◆ **Aim**
Look at the entries below and reproduce them exactly.
################
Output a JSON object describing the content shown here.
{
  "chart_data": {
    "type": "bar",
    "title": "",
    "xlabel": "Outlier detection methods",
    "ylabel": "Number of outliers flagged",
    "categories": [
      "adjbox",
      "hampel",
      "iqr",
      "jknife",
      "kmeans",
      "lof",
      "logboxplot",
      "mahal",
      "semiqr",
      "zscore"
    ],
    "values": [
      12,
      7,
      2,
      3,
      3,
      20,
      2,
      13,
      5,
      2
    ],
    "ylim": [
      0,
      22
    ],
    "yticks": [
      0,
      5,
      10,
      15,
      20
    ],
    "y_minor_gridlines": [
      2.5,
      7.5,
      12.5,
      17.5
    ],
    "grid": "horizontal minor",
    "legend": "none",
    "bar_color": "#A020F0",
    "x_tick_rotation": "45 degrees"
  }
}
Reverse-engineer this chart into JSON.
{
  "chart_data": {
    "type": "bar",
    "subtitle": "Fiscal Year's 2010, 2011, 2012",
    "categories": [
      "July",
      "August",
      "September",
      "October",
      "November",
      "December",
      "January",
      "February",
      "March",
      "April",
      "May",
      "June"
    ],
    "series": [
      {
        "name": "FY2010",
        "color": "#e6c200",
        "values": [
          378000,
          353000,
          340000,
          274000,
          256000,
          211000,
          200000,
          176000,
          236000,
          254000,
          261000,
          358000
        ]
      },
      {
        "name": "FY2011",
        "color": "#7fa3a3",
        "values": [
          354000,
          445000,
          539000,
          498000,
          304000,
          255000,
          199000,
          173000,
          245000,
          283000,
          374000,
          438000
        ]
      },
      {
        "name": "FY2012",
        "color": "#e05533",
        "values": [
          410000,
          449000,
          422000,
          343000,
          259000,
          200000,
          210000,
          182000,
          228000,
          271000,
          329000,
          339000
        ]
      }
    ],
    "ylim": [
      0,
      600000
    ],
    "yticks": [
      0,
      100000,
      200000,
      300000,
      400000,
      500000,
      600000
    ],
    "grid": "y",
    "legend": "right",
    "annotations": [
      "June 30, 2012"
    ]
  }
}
################
◆ **Solution to this task**
Output a JSON object describing the content shown here.
{
  "chart_data": {
    "type": "bar",
    "title": "",
    "xlabel": "Outlier detection methods",
    "ylabel": "Number of outliers flagged",
    "categories": [
      "adjbox",
      "hampel",
      "iqr",
      "jknife",
      "kmeans",
      "lof",
      "logboxplot",
      "mahal",
      "semiqr",
      "zscore"
    ],
    "values": [
      12,
      7,
      2,
      3,
      3,
      20,
      2,
      13,
      5,
      2
    ],
    "ylim": [
      0,
      22
    ],
    "yticks": [
      0,
      5,
      10,
      15,
      20
    ],
    "y_minor_gridlines": [
      2.5,
      7.5,
      12.5,
      17.5
    ],
    "grid": "horizontal minor",
    "legend": "none",
    "bar_color": "#A020F0",
    "x_tick_rotation": "45 degrees"
  }
}
Reverse-engineer this chart into JSON.
{
  "chart_data": {
    "type": "bar",
    "subtitle": "Fiscal Year's 2010, 2011, 2012",
    "categories": [
      "July",
      "August",
      "September",
      "October",
      "November",
      "December",
      "January",
      "February",
      "March",
      "April",
      "May",
      "June"
    ],
    "series": [
      {
        "name": "FY2010",
        "color": "#e6c200",
        "values": [
          378000,
          353000,
          340000,
          274000,
          256000,
          211000,
          200000,
          176000,
          236000,
          254000,
          261000,
          358000
        ]
      },
      {
        "name": "FY2011",
        "color": "#7fa3a3",
        "values": [
          354000,
          445000,
          539000,
          498000,
          304000,
          255000,
          199000,
          173000,
          245000,
          283000,
          374000,
          438000
        ]
      },
      {
        "name": "FY2012",
        "color": "#e05533",
        "values": [
          410000,
          449000,
          422000,
          343000,
          259000,
          200000,
          210000,
          182000,
          228000,
          271000,
          329000,
          339000
        ]
      }
    ],
    "ylim": [
      0,
      600000
    ],
    "yticks": [
      0,
      100000,
      200000,
      300000,
      400000,
      500000,
      600000
    ],
    "grid": "y",
    "legend": "right",
    "annotations": [
      "June 30, 2012"
    ]
  }
}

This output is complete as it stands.